--- start of Data in this exercise ---

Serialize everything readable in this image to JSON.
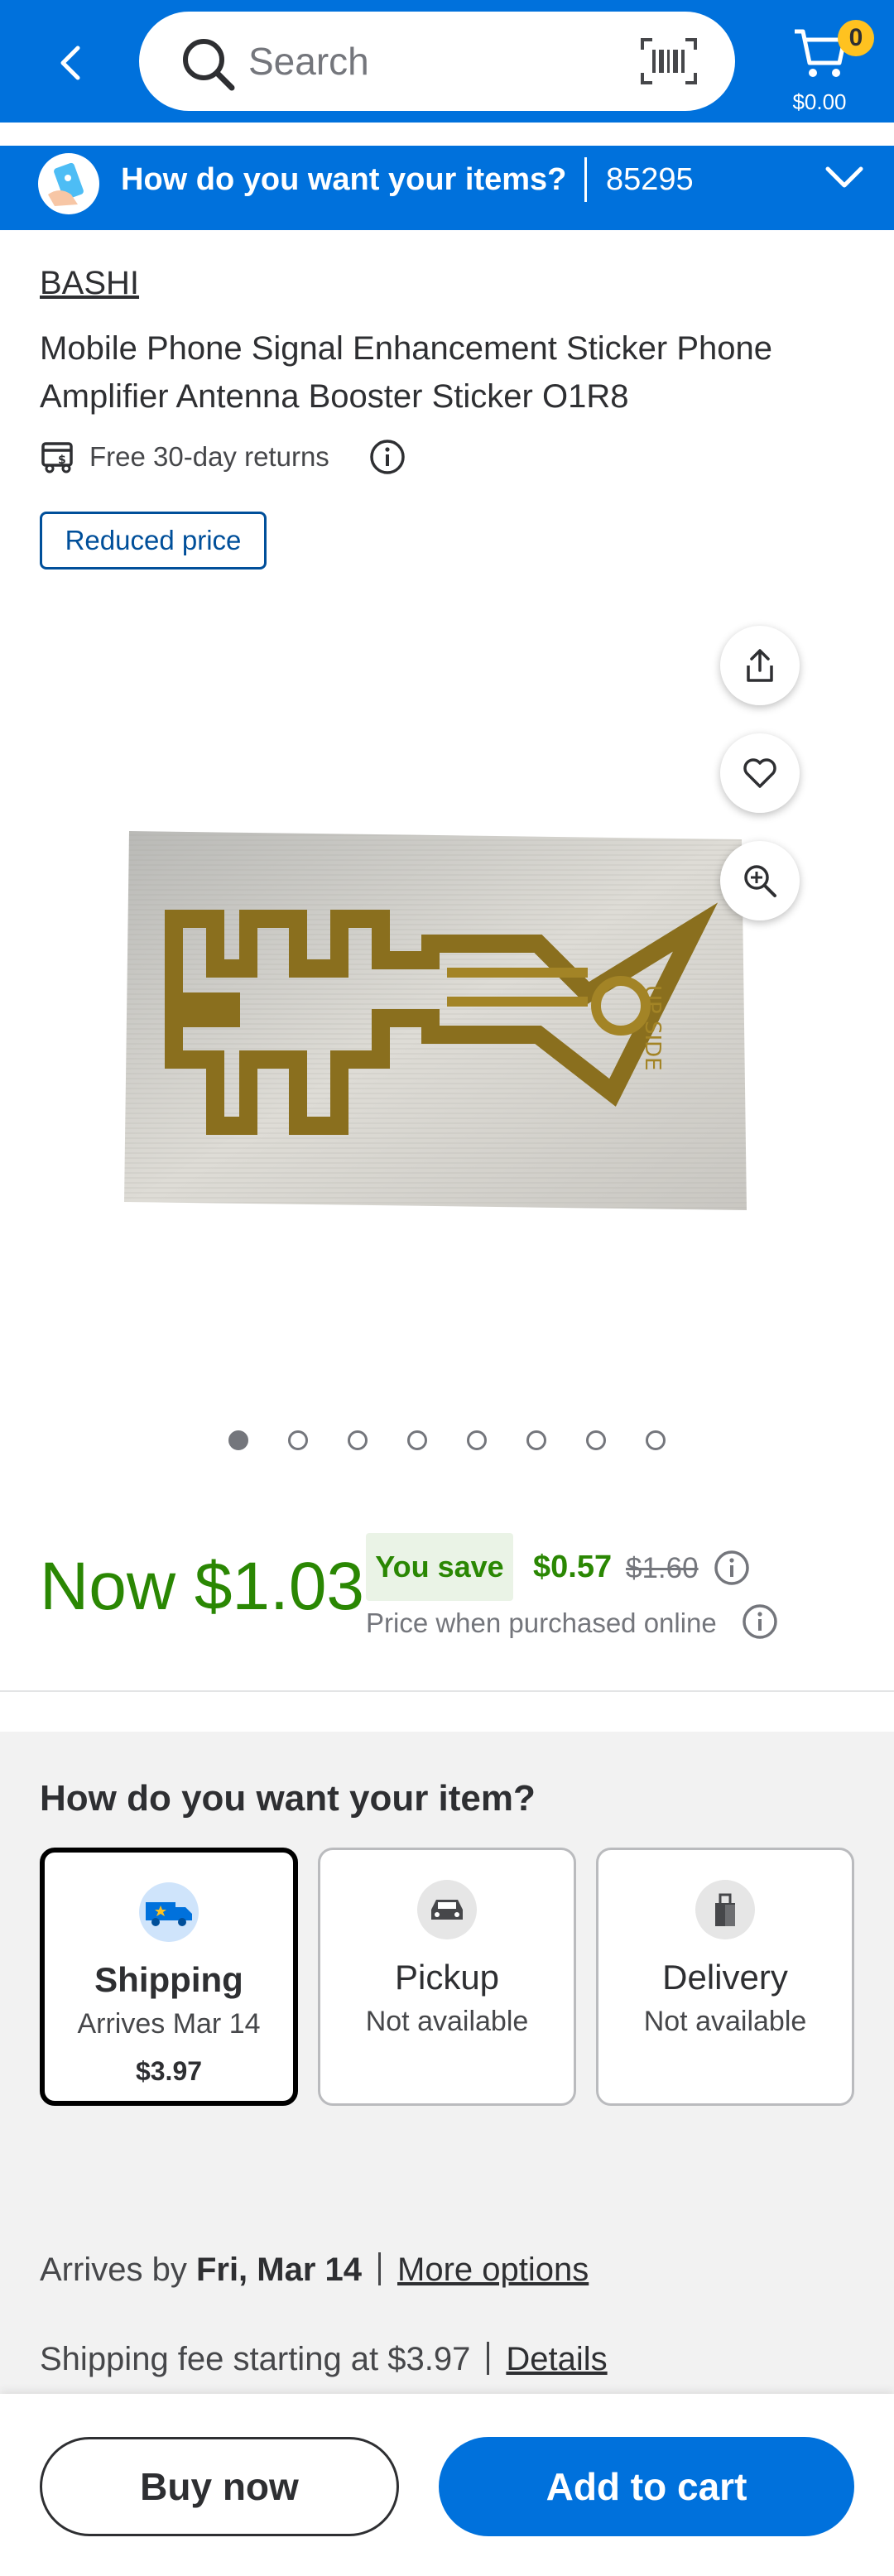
{
  "header": {
    "search_placeholder": "Search",
    "cart_count": "0",
    "cart_total": "$0.00"
  },
  "fulfillment_bar": {
    "question": "How do you want your items?",
    "zip": "85295"
  },
  "product": {
    "brand": "BASHI",
    "title": "Mobile Phone Signal Enhancement Sticker Phone Amplifier Antenna Booster Sticker O1R8",
    "returns": "Free 30-day returns",
    "badge": "Reduced price",
    "image_count": 8,
    "active_image": 1
  },
  "price": {
    "now": "Now $1.03",
    "you_save_label": "You save",
    "save_amount": "$0.57",
    "was_price": "$1.60",
    "note": "Price when purchased online"
  },
  "fulfillment": {
    "title": "How do you want your item?",
    "options": [
      {
        "name": "Shipping",
        "sub": "Arrives Mar 14",
        "price": "$3.97"
      },
      {
        "name": "Pickup",
        "sub": "Not available"
      },
      {
        "name": "Delivery",
        "sub": "Not available"
      }
    ],
    "arrives_prefix": "Arrives by",
    "arrives_date": "Fri, Mar 14",
    "more_options": "More options",
    "fee_text": "Shipping fee starting at $3.97",
    "details": "Details"
  },
  "actions": {
    "buy_now": "Buy now",
    "add_to_cart": "Add to cart"
  },
  "colors": {
    "brand_blue": "#0071dc",
    "price_green": "#2a8703",
    "badge_yellow": "#ffc220"
  }
}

--- end of Data in this exercise ---

Pictures stay out; repeat all the rest of the records exactly.

Serialize everything readable in this image to JSON.
{
  "header": {
    "search_placeholder": "Search",
    "cart_count": "0",
    "cart_total": "$0.00"
  },
  "fulfillment_bar": {
    "question": "How do you want your items?",
    "zip": "85295"
  },
  "product": {
    "brand": "BASHI",
    "title": "Mobile Phone Signal Enhancement Sticker Phone Amplifier Antenna Booster Sticker O1R8",
    "returns": "Free 30-day returns",
    "badge": "Reduced price",
    "image_count": 8,
    "active_image": 1
  },
  "price": {
    "now": "Now $1.03",
    "you_save_label": "You save",
    "save_amount": "$0.57",
    "was_price": "$1.60",
    "note": "Price when purchased online"
  },
  "fulfillment": {
    "title": "How do you want your item?",
    "options": [
      {
        "name": "Shipping",
        "sub": "Arrives Mar 14",
        "price": "$3.97"
      },
      {
        "name": "Pickup",
        "sub": "Not available"
      },
      {
        "name": "Delivery",
        "sub": "Not available"
      }
    ],
    "arrives_prefix": "Arrives by",
    "arrives_date": "Fri, Mar 14",
    "more_options": "More options",
    "fee_text": "Shipping fee starting at $3.97",
    "details": "Details"
  },
  "actions": {
    "buy_now": "Buy now",
    "add_to_cart": "Add to cart"
  },
  "colors": {
    "brand_blue": "#0071dc",
    "price_green": "#2a8703",
    "badge_yellow": "#ffc220"
  }
}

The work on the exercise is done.